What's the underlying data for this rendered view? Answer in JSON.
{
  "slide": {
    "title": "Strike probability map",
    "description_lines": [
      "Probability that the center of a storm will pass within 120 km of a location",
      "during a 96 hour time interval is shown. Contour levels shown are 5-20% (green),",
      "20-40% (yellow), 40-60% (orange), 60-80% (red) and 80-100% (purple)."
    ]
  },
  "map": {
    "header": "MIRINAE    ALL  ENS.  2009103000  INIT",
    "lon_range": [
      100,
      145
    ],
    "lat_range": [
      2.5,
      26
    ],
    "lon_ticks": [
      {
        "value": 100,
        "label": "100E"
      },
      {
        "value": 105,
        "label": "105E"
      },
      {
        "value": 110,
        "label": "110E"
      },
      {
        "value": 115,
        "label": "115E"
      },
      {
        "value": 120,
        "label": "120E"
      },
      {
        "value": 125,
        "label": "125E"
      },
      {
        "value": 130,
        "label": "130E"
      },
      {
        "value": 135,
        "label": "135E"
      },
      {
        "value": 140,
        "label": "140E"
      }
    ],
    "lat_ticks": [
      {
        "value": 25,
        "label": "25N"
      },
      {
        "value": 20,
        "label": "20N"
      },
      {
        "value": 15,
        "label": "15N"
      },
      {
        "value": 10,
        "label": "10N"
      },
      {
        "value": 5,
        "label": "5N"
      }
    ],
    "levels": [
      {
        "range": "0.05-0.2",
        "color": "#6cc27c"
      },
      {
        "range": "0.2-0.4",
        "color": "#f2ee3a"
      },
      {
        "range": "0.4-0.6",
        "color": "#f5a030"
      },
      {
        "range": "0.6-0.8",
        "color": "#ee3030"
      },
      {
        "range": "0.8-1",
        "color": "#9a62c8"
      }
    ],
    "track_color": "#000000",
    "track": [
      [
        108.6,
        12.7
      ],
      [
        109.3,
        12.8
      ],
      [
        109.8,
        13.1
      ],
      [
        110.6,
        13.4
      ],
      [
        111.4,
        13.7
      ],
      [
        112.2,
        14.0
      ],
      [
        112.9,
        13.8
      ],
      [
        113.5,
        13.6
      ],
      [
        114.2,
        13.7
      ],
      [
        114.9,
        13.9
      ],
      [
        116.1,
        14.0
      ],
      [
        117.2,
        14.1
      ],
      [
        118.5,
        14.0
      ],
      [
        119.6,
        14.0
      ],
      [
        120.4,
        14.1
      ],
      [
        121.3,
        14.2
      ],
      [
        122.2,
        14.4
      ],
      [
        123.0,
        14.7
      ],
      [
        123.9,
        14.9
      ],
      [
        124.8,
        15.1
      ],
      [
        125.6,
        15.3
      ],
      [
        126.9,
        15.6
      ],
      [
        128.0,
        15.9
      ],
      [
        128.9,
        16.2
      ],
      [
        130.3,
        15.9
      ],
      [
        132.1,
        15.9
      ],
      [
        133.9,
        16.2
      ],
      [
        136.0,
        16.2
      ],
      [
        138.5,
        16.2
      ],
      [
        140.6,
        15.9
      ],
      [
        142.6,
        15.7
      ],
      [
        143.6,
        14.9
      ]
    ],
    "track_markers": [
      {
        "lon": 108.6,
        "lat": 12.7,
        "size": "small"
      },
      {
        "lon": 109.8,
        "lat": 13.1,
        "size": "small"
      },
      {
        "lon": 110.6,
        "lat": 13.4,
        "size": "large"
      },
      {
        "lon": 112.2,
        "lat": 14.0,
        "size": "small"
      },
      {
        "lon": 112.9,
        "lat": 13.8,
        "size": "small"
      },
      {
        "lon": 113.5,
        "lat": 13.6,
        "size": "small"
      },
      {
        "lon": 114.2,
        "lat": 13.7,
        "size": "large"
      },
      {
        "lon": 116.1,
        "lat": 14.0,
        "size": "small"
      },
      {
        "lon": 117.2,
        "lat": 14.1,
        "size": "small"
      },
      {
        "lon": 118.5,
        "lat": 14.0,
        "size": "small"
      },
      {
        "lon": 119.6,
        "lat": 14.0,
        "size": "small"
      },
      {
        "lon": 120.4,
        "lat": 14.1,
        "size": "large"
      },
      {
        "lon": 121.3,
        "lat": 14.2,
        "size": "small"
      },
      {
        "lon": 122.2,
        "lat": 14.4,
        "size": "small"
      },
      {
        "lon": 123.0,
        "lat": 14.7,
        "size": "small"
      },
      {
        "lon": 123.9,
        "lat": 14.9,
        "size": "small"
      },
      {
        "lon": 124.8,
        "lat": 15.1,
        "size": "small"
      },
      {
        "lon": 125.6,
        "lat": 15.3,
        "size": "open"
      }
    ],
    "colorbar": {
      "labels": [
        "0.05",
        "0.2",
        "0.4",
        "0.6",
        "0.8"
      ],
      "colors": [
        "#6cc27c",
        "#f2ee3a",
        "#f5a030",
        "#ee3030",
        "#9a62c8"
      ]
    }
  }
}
- - - - - - -
PROBLEM REQUIREMENTS: Write out every entry word for word.

FINAL RESULT:
What's the underlying data for this rendered view? Answer in JSON.
{
  "slide": {
    "title": "Strike probability map",
    "description_lines": [
      "Probability that the center of a storm will pass within 120 km of a location",
      "during a 96 hour time interval is shown. Contour levels shown are 5-20% (green),",
      "20-40% (yellow), 40-60% (orange), 60-80% (red) and 80-100% (purple)."
    ]
  },
  "map": {
    "header": "MIRINAE    ALL  ENS.  2009103000  INIT",
    "lon_range": [
      100,
      145
    ],
    "lat_range": [
      2.5,
      26
    ],
    "lon_ticks": [
      {
        "value": 100,
        "label": "100E"
      },
      {
        "value": 105,
        "label": "105E"
      },
      {
        "value": 110,
        "label": "110E"
      },
      {
        "value": 115,
        "label": "115E"
      },
      {
        "value": 120,
        "label": "120E"
      },
      {
        "value": 125,
        "label": "125E"
      },
      {
        "value": 130,
        "label": "130E"
      },
      {
        "value": 135,
        "label": "135E"
      },
      {
        "value": 140,
        "label": "140E"
      }
    ],
    "lat_ticks": [
      {
        "value": 25,
        "label": "25N"
      },
      {
        "value": 20,
        "label": "20N"
      },
      {
        "value": 15,
        "label": "15N"
      },
      {
        "value": 10,
        "label": "10N"
      },
      {
        "value": 5,
        "label": "5N"
      }
    ],
    "levels": [
      {
        "range": "0.05-0.2",
        "color": "#6cc27c"
      },
      {
        "range": "0.2-0.4",
        "color": "#f2ee3a"
      },
      {
        "range": "0.4-0.6",
        "color": "#f5a030"
      },
      {
        "range": "0.6-0.8",
        "color": "#ee3030"
      },
      {
        "range": "0.8-1",
        "color": "#9a62c8"
      }
    ],
    "track_color": "#000000",
    "track": [
      [
        108.6,
        12.7
      ],
      [
        109.3,
        12.8
      ],
      [
        109.8,
        13.1
      ],
      [
        110.6,
        13.4
      ],
      [
        111.4,
        13.7
      ],
      [
        112.2,
        14.0
      ],
      [
        112.9,
        13.8
      ],
      [
        113.5,
        13.6
      ],
      [
        114.2,
        13.7
      ],
      [
        114.9,
        13.9
      ],
      [
        116.1,
        14.0
      ],
      [
        117.2,
        14.1
      ],
      [
        118.5,
        14.0
      ],
      [
        119.6,
        14.0
      ],
      [
        120.4,
        14.1
      ],
      [
        121.3,
        14.2
      ],
      [
        122.2,
        14.4
      ],
      [
        123.0,
        14.7
      ],
      [
        123.9,
        14.9
      ],
      [
        124.8,
        15.1
      ],
      [
        125.6,
        15.3
      ],
      [
        126.9,
        15.6
      ],
      [
        128.0,
        15.9
      ],
      [
        128.9,
        16.2
      ],
      [
        130.3,
        15.9
      ],
      [
        132.1,
        15.9
      ],
      [
        133.9,
        16.2
      ],
      [
        136.0,
        16.2
      ],
      [
        138.5,
        16.2
      ],
      [
        140.6,
        15.9
      ],
      [
        142.6,
        15.7
      ],
      [
        143.6,
        14.9
      ]
    ],
    "track_markers": [
      {
        "lon": 108.6,
        "lat": 12.7,
        "size": "small"
      },
      {
        "lon": 109.8,
        "lat": 13.1,
        "size": "small"
      },
      {
        "lon": 110.6,
        "lat": 13.4,
        "size": "large"
      },
      {
        "lon": 112.2,
        "lat": 14.0,
        "size": "small"
      },
      {
        "lon": 112.9,
        "lat": 13.8,
        "size": "small"
      },
      {
        "lon": 113.5,
        "lat": 13.6,
        "size": "small"
      },
      {
        "lon": 114.2,
        "lat": 13.7,
        "size": "large"
      },
      {
        "lon": 116.1,
        "lat": 14.0,
        "size": "small"
      },
      {
        "lon": 117.2,
        "lat": 14.1,
        "size": "small"
      },
      {
        "lon": 118.5,
        "lat": 14.0,
        "size": "small"
      },
      {
        "lon": 119.6,
        "lat": 14.0,
        "size": "small"
      },
      {
        "lon": 120.4,
        "lat": 14.1,
        "size": "large"
      },
      {
        "lon": 121.3,
        "lat": 14.2,
        "size": "small"
      },
      {
        "lon": 122.2,
        "lat": 14.4,
        "size": "small"
      },
      {
        "lon": 123.0,
        "lat": 14.7,
        "size": "small"
      },
      {
        "lon": 123.9,
        "lat": 14.9,
        "size": "small"
      },
      {
        "lon": 124.8,
        "lat": 15.1,
        "size": "small"
      },
      {
        "lon": 125.6,
        "lat": 15.3,
        "size": "open"
      }
    ],
    "colorbar": {
      "labels": [
        "0.05",
        "0.2",
        "0.4",
        "0.6",
        "0.8"
      ],
      "colors": [
        "#6cc27c",
        "#f2ee3a",
        "#f5a030",
        "#ee3030",
        "#9a62c8"
      ]
    }
  }
}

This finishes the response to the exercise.